Work request: Go through the entries below and collect each line with the string "inbound" in it.

*** Supplied material ***

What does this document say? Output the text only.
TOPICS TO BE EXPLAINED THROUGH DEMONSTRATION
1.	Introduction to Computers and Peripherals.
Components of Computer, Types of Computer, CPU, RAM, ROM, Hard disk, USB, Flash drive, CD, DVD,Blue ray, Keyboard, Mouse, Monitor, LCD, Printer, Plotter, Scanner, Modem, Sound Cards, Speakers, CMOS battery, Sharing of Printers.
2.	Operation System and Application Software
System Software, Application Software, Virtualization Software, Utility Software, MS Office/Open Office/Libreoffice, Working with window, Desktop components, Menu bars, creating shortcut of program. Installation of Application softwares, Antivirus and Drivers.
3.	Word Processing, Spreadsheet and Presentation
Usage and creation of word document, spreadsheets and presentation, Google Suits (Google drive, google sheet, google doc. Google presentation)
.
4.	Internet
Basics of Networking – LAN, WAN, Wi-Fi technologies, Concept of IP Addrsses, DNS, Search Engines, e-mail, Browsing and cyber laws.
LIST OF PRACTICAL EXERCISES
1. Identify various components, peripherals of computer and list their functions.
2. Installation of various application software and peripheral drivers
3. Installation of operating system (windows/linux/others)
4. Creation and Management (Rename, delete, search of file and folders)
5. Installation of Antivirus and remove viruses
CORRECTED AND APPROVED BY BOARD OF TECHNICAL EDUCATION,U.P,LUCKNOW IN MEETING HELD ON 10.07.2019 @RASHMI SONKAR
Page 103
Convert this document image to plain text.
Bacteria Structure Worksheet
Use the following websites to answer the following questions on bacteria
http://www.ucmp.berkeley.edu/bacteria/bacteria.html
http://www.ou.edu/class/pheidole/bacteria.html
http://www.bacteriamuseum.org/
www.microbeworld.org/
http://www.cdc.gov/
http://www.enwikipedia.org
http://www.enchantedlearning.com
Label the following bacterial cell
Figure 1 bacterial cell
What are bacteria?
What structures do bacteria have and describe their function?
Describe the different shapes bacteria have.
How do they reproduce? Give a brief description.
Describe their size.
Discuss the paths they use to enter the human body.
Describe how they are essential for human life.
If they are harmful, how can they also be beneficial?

*** End of Supplied material ***
*** Supplied material ***

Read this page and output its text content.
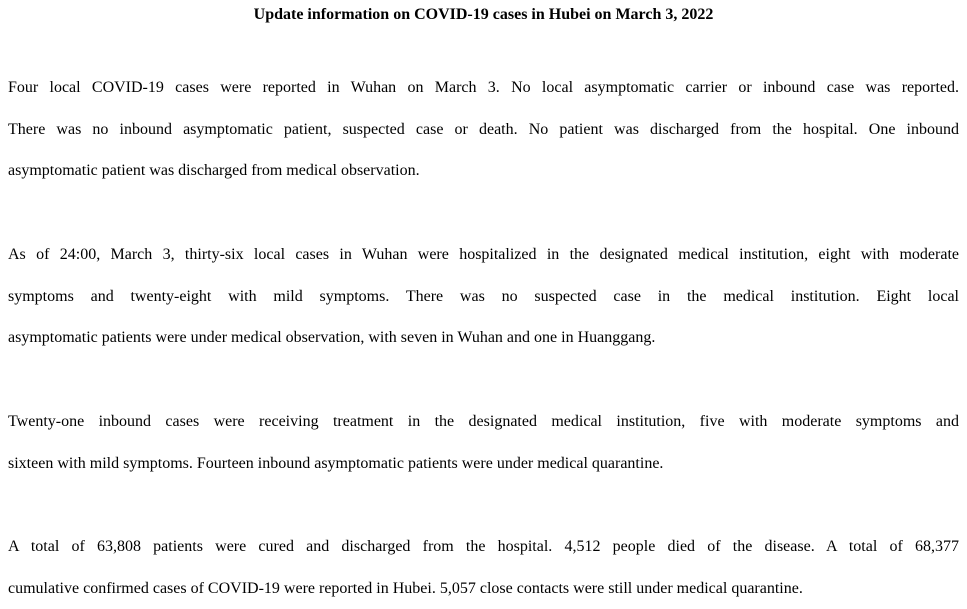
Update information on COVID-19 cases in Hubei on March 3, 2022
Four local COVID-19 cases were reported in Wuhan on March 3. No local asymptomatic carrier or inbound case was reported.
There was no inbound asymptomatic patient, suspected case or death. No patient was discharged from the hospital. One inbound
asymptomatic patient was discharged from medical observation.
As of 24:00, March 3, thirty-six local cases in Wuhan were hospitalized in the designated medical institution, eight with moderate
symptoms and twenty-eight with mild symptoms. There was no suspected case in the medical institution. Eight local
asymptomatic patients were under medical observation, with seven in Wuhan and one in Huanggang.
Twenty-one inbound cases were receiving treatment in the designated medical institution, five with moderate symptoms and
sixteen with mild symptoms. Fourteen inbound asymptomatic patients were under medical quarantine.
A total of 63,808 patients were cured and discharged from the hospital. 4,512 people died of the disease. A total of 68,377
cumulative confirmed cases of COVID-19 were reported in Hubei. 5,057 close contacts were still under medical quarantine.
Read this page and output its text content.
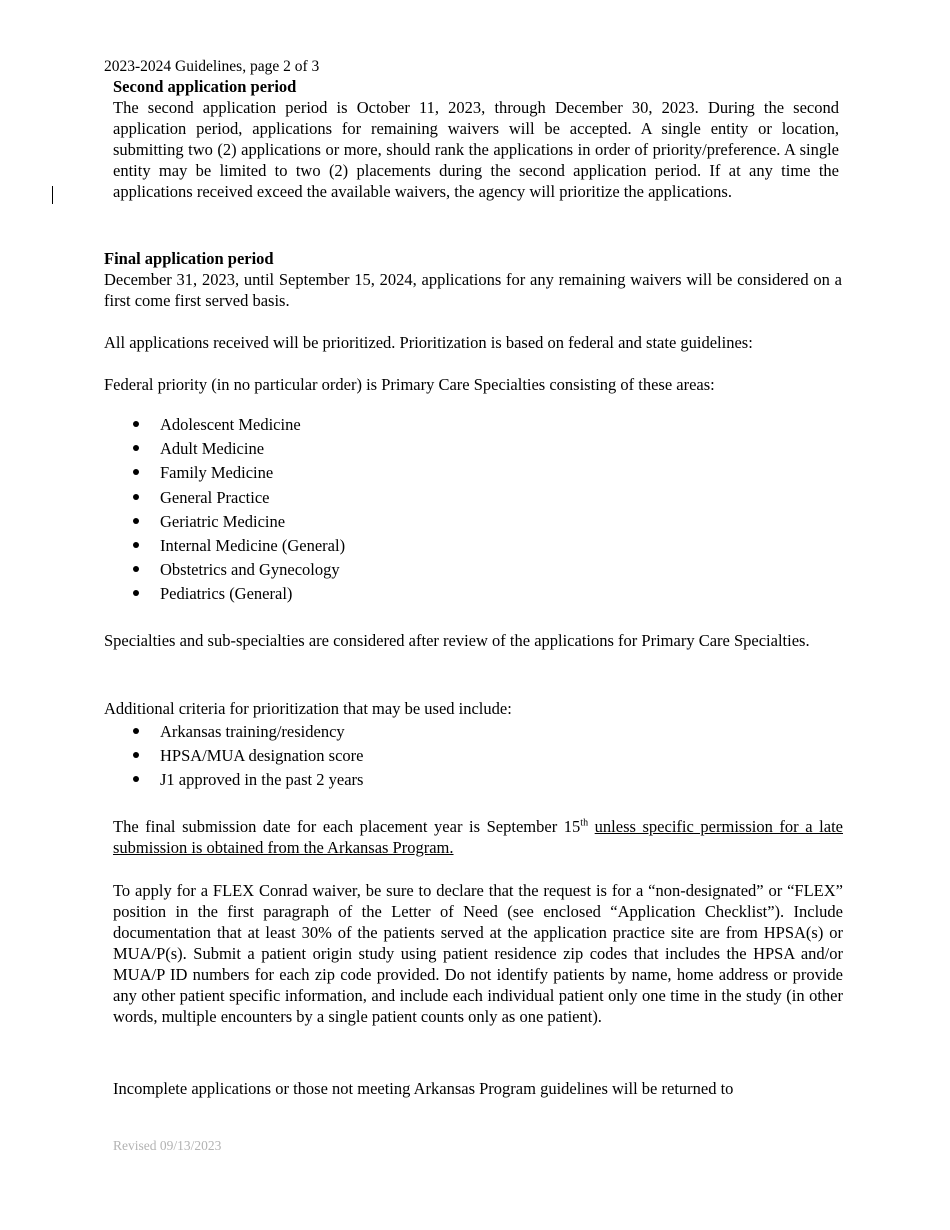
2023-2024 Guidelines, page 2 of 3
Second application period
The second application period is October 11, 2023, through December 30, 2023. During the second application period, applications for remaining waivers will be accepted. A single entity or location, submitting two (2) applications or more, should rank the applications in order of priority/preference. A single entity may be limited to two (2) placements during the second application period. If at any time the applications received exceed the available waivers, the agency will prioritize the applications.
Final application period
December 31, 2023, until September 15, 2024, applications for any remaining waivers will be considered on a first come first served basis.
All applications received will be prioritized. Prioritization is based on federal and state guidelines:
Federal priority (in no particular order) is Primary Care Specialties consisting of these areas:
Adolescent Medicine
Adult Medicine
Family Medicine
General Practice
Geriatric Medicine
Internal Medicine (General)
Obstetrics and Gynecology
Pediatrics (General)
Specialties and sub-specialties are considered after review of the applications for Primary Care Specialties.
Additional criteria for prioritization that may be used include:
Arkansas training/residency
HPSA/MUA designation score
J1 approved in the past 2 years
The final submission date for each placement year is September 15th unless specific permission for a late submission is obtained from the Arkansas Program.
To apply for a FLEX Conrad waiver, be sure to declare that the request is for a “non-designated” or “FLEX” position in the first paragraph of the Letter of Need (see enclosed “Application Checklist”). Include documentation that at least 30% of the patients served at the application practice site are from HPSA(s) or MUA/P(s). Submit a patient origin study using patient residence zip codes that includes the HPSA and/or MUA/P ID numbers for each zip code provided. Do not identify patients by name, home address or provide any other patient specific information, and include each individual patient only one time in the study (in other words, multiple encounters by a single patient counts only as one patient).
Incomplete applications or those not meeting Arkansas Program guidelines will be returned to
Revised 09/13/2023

*** End of Supplied material ***

Response for this exercise:
Four local COVID-19 cases were reported in Wuhan on March 3. No local asymptomatic carrier or inbound case was reported.
There was no inbound asymptomatic patient, suspected case or death. No patient was discharged from the hospital. One inbound
Twenty-one inbound cases were receiving treatment in the designated medical institution, five with moderate symptoms and
sixteen with mild symptoms. Fourteen inbound asymptomatic patients were under medical quarantine.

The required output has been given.